■ SOURCE MATERIAL ■
%%
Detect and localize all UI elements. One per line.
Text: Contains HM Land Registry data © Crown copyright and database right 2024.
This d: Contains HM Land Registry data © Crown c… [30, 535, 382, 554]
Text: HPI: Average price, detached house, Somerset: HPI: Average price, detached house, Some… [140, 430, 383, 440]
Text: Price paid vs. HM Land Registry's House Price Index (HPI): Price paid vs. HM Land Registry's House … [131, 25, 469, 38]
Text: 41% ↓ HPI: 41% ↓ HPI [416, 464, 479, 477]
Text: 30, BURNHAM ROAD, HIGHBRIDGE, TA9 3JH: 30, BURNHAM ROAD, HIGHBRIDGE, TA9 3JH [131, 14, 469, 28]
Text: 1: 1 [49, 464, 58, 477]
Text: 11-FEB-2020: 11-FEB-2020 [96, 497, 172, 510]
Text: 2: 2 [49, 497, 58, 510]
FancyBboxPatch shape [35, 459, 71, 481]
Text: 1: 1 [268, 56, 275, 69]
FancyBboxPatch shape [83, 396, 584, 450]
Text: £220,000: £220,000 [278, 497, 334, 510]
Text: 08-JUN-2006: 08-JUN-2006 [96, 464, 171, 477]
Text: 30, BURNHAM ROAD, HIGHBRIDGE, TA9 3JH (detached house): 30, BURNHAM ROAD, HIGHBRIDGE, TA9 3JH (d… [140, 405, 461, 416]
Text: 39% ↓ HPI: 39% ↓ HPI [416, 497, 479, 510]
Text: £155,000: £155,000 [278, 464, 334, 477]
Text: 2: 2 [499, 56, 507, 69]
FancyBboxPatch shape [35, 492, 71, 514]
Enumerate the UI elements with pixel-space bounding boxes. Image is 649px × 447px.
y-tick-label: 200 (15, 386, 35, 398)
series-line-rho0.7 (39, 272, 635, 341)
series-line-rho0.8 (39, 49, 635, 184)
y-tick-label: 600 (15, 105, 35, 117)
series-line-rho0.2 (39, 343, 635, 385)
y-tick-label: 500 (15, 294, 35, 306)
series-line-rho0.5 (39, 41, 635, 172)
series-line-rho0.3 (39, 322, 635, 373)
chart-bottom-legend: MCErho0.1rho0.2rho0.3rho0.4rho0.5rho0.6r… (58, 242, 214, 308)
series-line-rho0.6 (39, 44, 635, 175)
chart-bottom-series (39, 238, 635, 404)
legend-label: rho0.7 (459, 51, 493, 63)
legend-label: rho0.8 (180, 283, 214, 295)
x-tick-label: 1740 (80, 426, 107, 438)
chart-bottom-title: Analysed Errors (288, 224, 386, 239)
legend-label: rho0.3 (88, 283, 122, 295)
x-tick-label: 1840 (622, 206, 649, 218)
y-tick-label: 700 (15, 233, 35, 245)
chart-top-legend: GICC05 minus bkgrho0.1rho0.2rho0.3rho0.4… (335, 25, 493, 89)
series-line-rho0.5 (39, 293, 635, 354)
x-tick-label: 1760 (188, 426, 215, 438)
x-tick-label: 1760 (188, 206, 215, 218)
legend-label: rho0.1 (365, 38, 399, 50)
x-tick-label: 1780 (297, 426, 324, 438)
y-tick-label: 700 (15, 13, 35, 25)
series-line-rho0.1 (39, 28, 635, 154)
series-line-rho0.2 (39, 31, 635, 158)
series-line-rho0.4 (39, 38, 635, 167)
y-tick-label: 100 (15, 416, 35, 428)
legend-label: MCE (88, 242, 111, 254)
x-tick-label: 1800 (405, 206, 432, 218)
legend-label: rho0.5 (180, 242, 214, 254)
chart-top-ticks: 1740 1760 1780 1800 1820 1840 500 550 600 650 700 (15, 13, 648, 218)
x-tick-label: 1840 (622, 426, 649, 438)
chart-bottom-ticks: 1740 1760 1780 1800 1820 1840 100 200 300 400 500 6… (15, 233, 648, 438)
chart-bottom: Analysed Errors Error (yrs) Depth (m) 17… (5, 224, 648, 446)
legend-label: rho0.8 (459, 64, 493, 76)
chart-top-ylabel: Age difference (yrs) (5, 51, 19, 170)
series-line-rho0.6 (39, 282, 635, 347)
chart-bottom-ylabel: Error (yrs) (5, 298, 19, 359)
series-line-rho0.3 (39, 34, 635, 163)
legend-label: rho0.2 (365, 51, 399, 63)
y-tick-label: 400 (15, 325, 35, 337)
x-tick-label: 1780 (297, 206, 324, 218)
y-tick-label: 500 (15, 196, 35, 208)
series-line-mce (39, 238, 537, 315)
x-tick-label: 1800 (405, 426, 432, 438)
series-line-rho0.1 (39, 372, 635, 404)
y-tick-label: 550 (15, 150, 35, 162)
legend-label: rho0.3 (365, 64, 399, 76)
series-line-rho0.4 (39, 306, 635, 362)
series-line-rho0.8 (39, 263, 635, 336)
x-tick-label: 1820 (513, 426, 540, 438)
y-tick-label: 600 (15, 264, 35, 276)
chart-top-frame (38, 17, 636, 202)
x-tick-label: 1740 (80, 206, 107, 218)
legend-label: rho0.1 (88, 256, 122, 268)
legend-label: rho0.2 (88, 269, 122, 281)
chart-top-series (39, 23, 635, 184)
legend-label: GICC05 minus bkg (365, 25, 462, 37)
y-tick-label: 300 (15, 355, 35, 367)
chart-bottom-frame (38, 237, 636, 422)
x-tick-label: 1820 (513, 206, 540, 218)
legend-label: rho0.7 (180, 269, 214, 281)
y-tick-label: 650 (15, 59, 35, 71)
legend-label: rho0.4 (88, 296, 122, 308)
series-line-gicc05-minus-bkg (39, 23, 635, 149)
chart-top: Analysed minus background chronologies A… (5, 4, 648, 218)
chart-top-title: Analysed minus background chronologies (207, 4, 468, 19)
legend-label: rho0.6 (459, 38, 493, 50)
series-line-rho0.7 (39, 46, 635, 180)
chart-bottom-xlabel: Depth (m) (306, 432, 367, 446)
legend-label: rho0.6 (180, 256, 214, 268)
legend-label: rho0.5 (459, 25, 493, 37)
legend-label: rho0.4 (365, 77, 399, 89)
%%
■ JOB ■
Set out every line of the data above as a Markdown table with the columns Row and Line, numbering the rows and leaving out blank lines.

■ ANSWER TO THIS TASK ■
| Row | Line |
|---|---|
| 1 | Detect and localize all UI elements. One per line. |
| 2 | Text: Contains HM Land Registry data © Crown copyright and database right 2024. |
| 3 | This d: Contains HM Land Registry data © Crown c… [30, 535, 382, 554] |
| 4 | Text: HPI: Average price, detached house, Somerset: HPI: Average price, detached house, Some… [140, 430, 383, 440] |
| 5 | Text: Price paid vs. HM Land Registry's House Price Index (HPI): Price paid vs. HM Land Registry's House … [131, 25, 469, 38] |
| 6 | Text: 41% ↓ HPI: 41% ↓ HPI [416, 464, 479, 477] |
| 7 | Text: 30, BURNHAM ROAD, HIGHBRIDGE, TA9 3JH: 30, BURNHAM ROAD, HIGHBRIDGE, TA9 3JH [131, 14, 469, 28] |
| 8 | Text: 1: 1 [49, 464, 58, 477] |
| 9 | Text: 11-FEB-2020: 11-FEB-2020 [96, 497, 172, 510] |
| 10 | Text: 2: 2 [49, 497, 58, 510] |
| 11 | FancyBboxPatch shape [35, 459, 71, 481] |
| 12 | Text: 1: 1 [268, 56, 275, 69] |
| 13 | FancyBboxPatch shape [83, 396, 584, 450] |
| 14 | Text: £220,000: £220,000 [278, 497, 334, 510] |
| 15 | Text: 08-JUN-2006: 08-JUN-2006 [96, 464, 171, 477] |
| 16 | Text: 30, BURNHAM ROAD, HIGHBRIDGE, TA9 3JH (detached house): 30, BURNHAM ROAD, HIGHBRIDGE, TA9 3JH (d… [140, 405, 461, 416] |
| 17 | Text: 39% ↓ HPI: 39% ↓ HPI [416, 497, 479, 510] |
| 18 | Text: £155,000: £155,000 [278, 464, 334, 477] |
| 19 | Text: 2: 2 [499, 56, 507, 69] |
| 20 | FancyBboxPatch shape [35, 492, 71, 514] |
| 21 | Enumerate the UI elements with pixel-space bounding boxes. Image is 649px × 447px. |
| 22 | y-tick-label: 200 (15, 386, 35, 398) |
| 23 | series-line-rho0.7 (39, 272, 635, 341) |
| 24 | series-line-rho0.8 (39, 49, 635, 184) |
| 25 | y-tick-label: 600 (15, 105, 35, 117) |
| 26 | series-line-rho0.2 (39, 343, 635, 385) |
| 27 | y-tick-label: 500 (15, 294, 35, 306) |
| 28 | series-line-rho0.5 (39, 41, 635, 172) |
| 29 | series-line-rho0.3 (39, 322, 635, 373) |
| 30 | chart-bottom-legend: MCErho0.1rho0.2rho0.3rho0.4rho0.5rho0.6r… (58, 242, 214, 308) |
| 31 | series-line-rho0.6 (39, 44, 635, 175) |
| 32 | chart-bottom-series (39, 238, 635, 404) |
| 33 | legend-label: rho0.7 (459, 51, 493, 63) |
| 34 | legend-label: rho0.8 (180, 283, 214, 295) |
| 35 | x-tick-label: 1740 (80, 426, 107, 438) |
| 36 | chart-bottom-title: Analysed Errors (288, 224, 386, 239) |
| 37 | legend-label: rho0.3 (88, 283, 122, 295) |
| 38 | x-tick-label: 1840 (622, 206, 649, 218) |
| 39 | y-tick-label: 700 (15, 233, 35, 245) |
| 40 | chart-top-legend: GICC05 minus bkgrho0.1rho0.2rho0.3rho0.4… (335, 25, 493, 89) |
| 41 | series-line-rho0.5 (39, 293, 635, 354) |
| 42 | x-tick-label: 1760 (188, 426, 215, 438) |
| 43 | x-tick-label: 1760 (188, 206, 215, 218) |
| 44 | legend-label: rho0.1 (365, 38, 399, 50) |
| 45 | x-tick-label: 1780 (297, 426, 324, 438) |
| 46 | y-tick-label: 700 (15, 13, 35, 25) |
| 47 | series-line-rho0.1 (39, 28, 635, 154) |
| 48 | series-line-rho0.2 (39, 31, 635, 158) |
| 49 | series-line-rho0.4 (39, 38, 635, 167) |
| 50 | y-tick-label: 100 (15, 416, 35, 428) |
| 51 | legend-label: MCE (88, 242, 111, 254) |
| 52 | x-tick-label: 1800 (405, 206, 432, 218) |
| 53 | legend-label: rho0.5 (180, 242, 214, 254) |
| 54 | chart-top-ticks: 1740 1760 1780 1800 1820 1840 500 550 600 650 700 (15, 13, 648, 218) |
| 55 | x-tick-label: 1840 (622, 426, 649, 438) |
| 56 | chart-bottom-ticks: 1740 1760 1780 1800 1820 1840 100 200 300 400 500 6… (15, 233, 648, 438) |
| 57 | chart-bottom: Analysed Errors Error (yrs) Depth (m) 17… (5, 224, 648, 446) |
| 58 | legend-label: rho0.8 (459, 64, 493, 76) |
| 59 | chart-top-ylabel: Age difference (yrs) (5, 51, 19, 170) |
| 60 | series-line-rho0.6 (39, 282, 635, 347) |
| 61 | chart-bottom-ylabel: Error (yrs) (5, 298, 19, 359) |
| 62 | series-line-rho0.3 (39, 34, 635, 163) |
| 63 | legend-label: rho0.2 (365, 51, 399, 63) |
| 64 | y-tick-label: 400 (15, 325, 35, 337) |
| 65 | x-tick-label: 1780 (297, 206, 324, 218) |
| 66 | y-tick-label: 500 (15, 196, 35, 208) |
| 67 | series-line-mce (39, 238, 537, 315) |
| 68 | x-tick-label: 1800 (405, 426, 432, 438) |
| 69 | series-line-rho0.1 (39, 372, 635, 404) |
| 70 | y-tick-label: 550 (15, 150, 35, 162) |
| 71 | legend-label: rho0.3 (365, 64, 399, 76) |
| 72 | series-line-rho0.4 (39, 306, 635, 362) |
| 73 | series-line-rho0.8 (39, 263, 635, 336) |
| 74 | x-tick-label: 1820 (513, 426, 540, 438) |
| 75 | y-tick-label: 600 (15, 264, 35, 276) |
| 76 | chart-top-frame (38, 17, 636, 202) |
| 77 | x-tick-label: 1740 (80, 206, 107, 218) |
| 78 | legend-label: rho0.1 (88, 256, 122, 268) |
| 79 | legend-label: rho0.2 (88, 269, 122, 281) |
| 80 | chart-top-series (39, 23, 635, 184) |
| 81 | legend-label: GICC05 minus bkg (365, 25, 462, 37) |
| 82 | y-tick-label: 300 (15, 355, 35, 367) |
| 83 | chart-bottom-frame (38, 237, 636, 422) |
| 84 | x-tick-label: 1820 (513, 206, 540, 218) |
| 85 | legend-label: rho0.7 (180, 269, 214, 281) |
| 86 | y-tick-label: 650 (15, 59, 35, 71) |
| 87 | legend-label: rho0.4 (88, 296, 122, 308) |
| 88 | series-line-gicc05-minus-bkg (39, 23, 635, 149) |
| 89 | chart-top: Analysed minus background chronologies A… (5, 4, 648, 218) |
| 90 | chart-top-title: Analysed minus background chronologies (207, 4, 468, 19) |
| 91 | legend-label: rho0.6 (459, 38, 493, 50) |
| 92 | series-line-rho0.7 (39, 46, 635, 180) |
| 93 | chart-bottom-xlabel: Depth (m) (306, 432, 367, 446) |
| 94 | legend-label: rho0.6 (180, 256, 214, 268) |
| 95 | legend-label: rho0.5 (459, 25, 493, 37) |
| 96 | legend-label: rho0.4 (365, 77, 399, 89) |